Write out the whole of the material exactly.

── INFORMATION SHOWN

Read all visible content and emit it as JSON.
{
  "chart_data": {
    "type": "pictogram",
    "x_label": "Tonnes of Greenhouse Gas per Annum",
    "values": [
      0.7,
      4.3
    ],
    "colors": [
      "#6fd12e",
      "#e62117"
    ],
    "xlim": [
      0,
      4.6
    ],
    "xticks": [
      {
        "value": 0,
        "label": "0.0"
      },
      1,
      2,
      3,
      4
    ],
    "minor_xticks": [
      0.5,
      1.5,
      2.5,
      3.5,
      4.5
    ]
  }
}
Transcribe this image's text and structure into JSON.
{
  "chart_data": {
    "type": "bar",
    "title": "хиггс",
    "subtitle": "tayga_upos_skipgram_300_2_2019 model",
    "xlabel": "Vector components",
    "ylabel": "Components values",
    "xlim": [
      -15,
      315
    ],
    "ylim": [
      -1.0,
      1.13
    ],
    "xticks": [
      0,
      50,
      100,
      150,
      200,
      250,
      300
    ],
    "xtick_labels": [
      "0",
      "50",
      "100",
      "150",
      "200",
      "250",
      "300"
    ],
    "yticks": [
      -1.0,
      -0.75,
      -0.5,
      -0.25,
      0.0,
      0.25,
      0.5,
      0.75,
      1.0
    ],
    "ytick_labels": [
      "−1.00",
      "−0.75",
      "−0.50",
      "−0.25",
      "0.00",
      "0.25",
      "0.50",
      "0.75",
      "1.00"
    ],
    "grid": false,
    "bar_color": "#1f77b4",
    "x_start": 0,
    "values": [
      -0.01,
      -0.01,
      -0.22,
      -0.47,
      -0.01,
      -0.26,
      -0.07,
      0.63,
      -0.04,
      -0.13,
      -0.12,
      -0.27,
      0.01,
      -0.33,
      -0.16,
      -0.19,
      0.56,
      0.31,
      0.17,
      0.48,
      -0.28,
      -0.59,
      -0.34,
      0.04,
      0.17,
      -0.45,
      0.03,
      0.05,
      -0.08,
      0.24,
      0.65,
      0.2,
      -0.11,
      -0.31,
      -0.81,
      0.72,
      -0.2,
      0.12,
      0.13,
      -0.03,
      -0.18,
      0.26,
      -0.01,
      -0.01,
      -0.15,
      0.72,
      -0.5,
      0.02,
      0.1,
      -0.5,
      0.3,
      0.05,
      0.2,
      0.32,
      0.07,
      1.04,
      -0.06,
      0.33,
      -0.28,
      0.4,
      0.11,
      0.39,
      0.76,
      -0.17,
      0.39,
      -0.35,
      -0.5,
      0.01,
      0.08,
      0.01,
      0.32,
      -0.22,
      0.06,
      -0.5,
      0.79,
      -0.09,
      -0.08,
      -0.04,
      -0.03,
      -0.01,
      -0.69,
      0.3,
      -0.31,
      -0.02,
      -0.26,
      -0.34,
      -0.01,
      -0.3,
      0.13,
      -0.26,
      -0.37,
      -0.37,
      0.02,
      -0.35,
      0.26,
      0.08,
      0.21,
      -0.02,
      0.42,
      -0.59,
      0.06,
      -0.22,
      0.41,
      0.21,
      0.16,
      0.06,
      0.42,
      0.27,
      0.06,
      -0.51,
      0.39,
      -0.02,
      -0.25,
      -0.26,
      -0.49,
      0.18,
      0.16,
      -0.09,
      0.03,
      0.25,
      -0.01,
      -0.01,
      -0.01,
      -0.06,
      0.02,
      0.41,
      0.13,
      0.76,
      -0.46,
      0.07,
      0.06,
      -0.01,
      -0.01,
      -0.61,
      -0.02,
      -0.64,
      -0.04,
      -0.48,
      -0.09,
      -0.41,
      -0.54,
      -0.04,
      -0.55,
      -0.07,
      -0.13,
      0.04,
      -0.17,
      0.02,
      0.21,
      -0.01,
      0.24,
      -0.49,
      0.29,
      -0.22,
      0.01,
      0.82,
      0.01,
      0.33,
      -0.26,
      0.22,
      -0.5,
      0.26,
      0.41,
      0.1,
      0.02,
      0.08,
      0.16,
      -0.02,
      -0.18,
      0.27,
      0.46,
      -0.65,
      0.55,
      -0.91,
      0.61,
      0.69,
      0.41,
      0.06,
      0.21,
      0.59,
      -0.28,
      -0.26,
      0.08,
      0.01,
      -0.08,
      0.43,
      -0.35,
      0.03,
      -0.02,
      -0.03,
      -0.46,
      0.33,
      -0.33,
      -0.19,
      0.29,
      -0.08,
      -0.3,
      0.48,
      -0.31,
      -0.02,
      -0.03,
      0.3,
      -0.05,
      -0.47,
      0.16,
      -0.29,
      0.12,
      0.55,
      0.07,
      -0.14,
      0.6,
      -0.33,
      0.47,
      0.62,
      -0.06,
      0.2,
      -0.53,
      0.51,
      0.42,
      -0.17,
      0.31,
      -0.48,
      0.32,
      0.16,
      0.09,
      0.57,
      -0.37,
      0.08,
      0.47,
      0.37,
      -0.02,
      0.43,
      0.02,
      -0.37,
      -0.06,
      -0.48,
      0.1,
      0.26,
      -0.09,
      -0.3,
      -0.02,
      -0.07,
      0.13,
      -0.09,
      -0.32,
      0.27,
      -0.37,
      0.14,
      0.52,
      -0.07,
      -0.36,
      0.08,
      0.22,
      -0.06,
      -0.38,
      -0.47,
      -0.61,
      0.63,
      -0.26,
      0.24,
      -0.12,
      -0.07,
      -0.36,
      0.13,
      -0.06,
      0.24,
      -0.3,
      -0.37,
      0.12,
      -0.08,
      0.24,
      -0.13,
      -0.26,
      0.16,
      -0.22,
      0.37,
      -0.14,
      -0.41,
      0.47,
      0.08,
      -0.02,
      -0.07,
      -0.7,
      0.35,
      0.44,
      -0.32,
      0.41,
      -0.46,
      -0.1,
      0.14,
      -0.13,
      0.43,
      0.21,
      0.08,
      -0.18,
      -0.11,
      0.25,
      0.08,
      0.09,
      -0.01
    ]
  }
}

────

WRITTEN REPLY:
Read all visible content and emit it as JSON.
{
  "chart_data": {
    "type": "pictogram",
    "x_label": "Tonnes of Greenhouse Gas per Annum",
    "values": [
      0.7,
      4.3
    ],
    "colors": [
      "#6fd12e",
      "#e62117"
    ],
    "xlim": [
      0,
      4.6
    ],
    "xticks": [
      {
        "value": 0,
        "label": "0.0"
      },
      1,
      2,
      3,
      4
    ],
    "minor_xticks": [
      0.5,
      1.5,
      2.5,
      3.5,
      4.5
    ]
  }
}
Transcribe this image's text and structure into JSON.
{
  "chart_data": {
    "type": "bar",
    "title": "хиггс",
    "subtitle": "tayga_upos_skipgram_300_2_2019 model",
    "xlabel": "Vector components",
    "ylabel": "Components values",
    "xlim": [
      -15,
      315
    ],
    "ylim": [
      -1.0,
      1.13
    ],
    "xticks": [
      0,
      50,
      100,
      150,
      200,
      250,
      300
    ],
    "xtick_labels": [
      "0",
      "50",
      "100",
      "150",
      "200",
      "250",
      "300"
    ],
    "yticks": [
      -1.0,
      -0.75,
      -0.5,
      -0.25,
      0.0,
      0.25,
      0.5,
      0.75,
      1.0
    ],
    "ytick_labels": [
      "−1.00",
      "−0.75",
      "−0.50",
      "−0.25",
      "0.00",
      "0.25",
      "0.50",
      "0.75",
      "1.00"
    ],
    "grid": false,
    "bar_color": "#1f77b4",
    "x_start": 0,
    "values": [
      -0.01,
      -0.01,
      -0.22,
      -0.47,
      -0.01,
      -0.26,
      -0.07,
      0.63,
      -0.04,
      -0.13,
      -0.12,
      -0.27,
      0.01,
      -0.33,
      -0.16,
      -0.19,
      0.56,
      0.31,
      0.17,
      0.48,
      -0.28,
      -0.59,
      -0.34,
      0.04,
      0.17,
      -0.45,
      0.03,
      0.05,
      -0.08,
      0.24,
      0.65,
      0.2,
      -0.11,
      -0.31,
      -0.81,
      0.72,
      -0.2,
      0.12,
      0.13,
      -0.03,
      -0.18,
      0.26,
      -0.01,
      -0.01,
      -0.15,
      0.72,
      -0.5,
      0.02,
      0.1,
      -0.5,
      0.3,
      0.05,
      0.2,
      0.32,
      0.07,
      1.04,
      -0.06,
      0.33,
      -0.28,
      0.4,
      0.11,
      0.39,
      0.76,
      -0.17,
      0.39,
      -0.35,
      -0.5,
      0.01,
      0.08,
      0.01,
      0.32,
      -0.22,
      0.06,
      -0.5,
      0.79,
      -0.09,
      -0.08,
      -0.04,
      -0.03,
      -0.01,
      -0.69,
      0.3,
      -0.31,
      -0.02,
      -0.26,
      -0.34,
      -0.01,
      -0.3,
      0.13,
      -0.26,
      -0.37,
      -0.37,
      0.02,
      -0.35,
      0.26,
      0.08,
      0.21,
      -0.02,
      0.42,
      -0.59,
      0.06,
      -0.22,
      0.41,
      0.21,
      0.16,
      0.06,
      0.42,
      0.27,
      0.06,
      -0.51,
      0.39,
      -0.02,
      -0.25,
      -0.26,
      -0.49,
      0.18,
      0.16,
      -0.09,
      0.03,
      0.25,
      -0.01,
      -0.01,
      -0.01,
      -0.06,
      0.02,
      0.41,
      0.13,
      0.76,
      -0.46,
      0.07,
      0.06,
      -0.01,
      -0.01,
      -0.61,
      -0.02,
      -0.64,
      -0.04,
      -0.48,
      -0.09,
      -0.41,
      -0.54,
      -0.04,
      -0.55,
      -0.07,
      -0.13,
      0.04,
      -0.17,
      0.02,
      0.21,
      -0.01,
      0.24,
      -0.49,
      0.29,
      -0.22,
      0.01,
      0.82,
      0.01,
      0.33,
      -0.26,
      0.22,
      -0.5,
      0.26,
      0.41,
      0.1,
      0.02,
      0.08,
      0.16,
      -0.02,
      -0.18,
      0.27,
      0.46,
      -0.65,
      0.55,
      -0.91,
      0.61,
      0.69,
      0.41,
      0.06,
      0.21,
      0.59,
      -0.28,
      -0.26,
      0.08,
      0.01,
      -0.08,
      0.43,
      -0.35,
      0.03,
      -0.02,
      -0.03,
      -0.46,
      0.33,
      -0.33,
      -0.19,
      0.29,
      -0.08,
      -0.3,
      0.48,
      -0.31,
      -0.02,
      -0.03,
      0.3,
      -0.05,
      -0.47,
      0.16,
      -0.29,
      0.12,
      0.55,
      0.07,
      -0.14,
      0.6,
      -0.33,
      0.47,
      0.62,
      -0.06,
      0.2,
      -0.53,
      0.51,
      0.42,
      -0.17,
      0.31,
      -0.48,
      0.32,
      0.16,
      0.09,
      0.57,
      -0.37,
      0.08,
      0.47,
      0.37,
      -0.02,
      0.43,
      0.02,
      -0.37,
      -0.06,
      -0.48,
      0.1,
      0.26,
      -0.09,
      -0.3,
      -0.02,
      -0.07,
      0.13,
      -0.09,
      -0.32,
      0.27,
      -0.37,
      0.14,
      0.52,
      -0.07,
      -0.36,
      0.08,
      0.22,
      -0.06,
      -0.38,
      -0.47,
      -0.61,
      0.63,
      -0.26,
      0.24,
      -0.12,
      -0.07,
      -0.36,
      0.13,
      -0.06,
      0.24,
      -0.3,
      -0.37,
      0.12,
      -0.08,
      0.24,
      -0.13,
      -0.26,
      0.16,
      -0.22,
      0.37,
      -0.14,
      -0.41,
      0.47,
      0.08,
      -0.02,
      -0.07,
      -0.7,
      0.35,
      0.44,
      -0.32,
      0.41,
      -0.46,
      -0.1,
      0.14,
      -0.13,
      0.43,
      0.21,
      0.08,
      -0.18,
      -0.11,
      0.25,
      0.08,
      0.09,
      -0.01
    ]
  }
}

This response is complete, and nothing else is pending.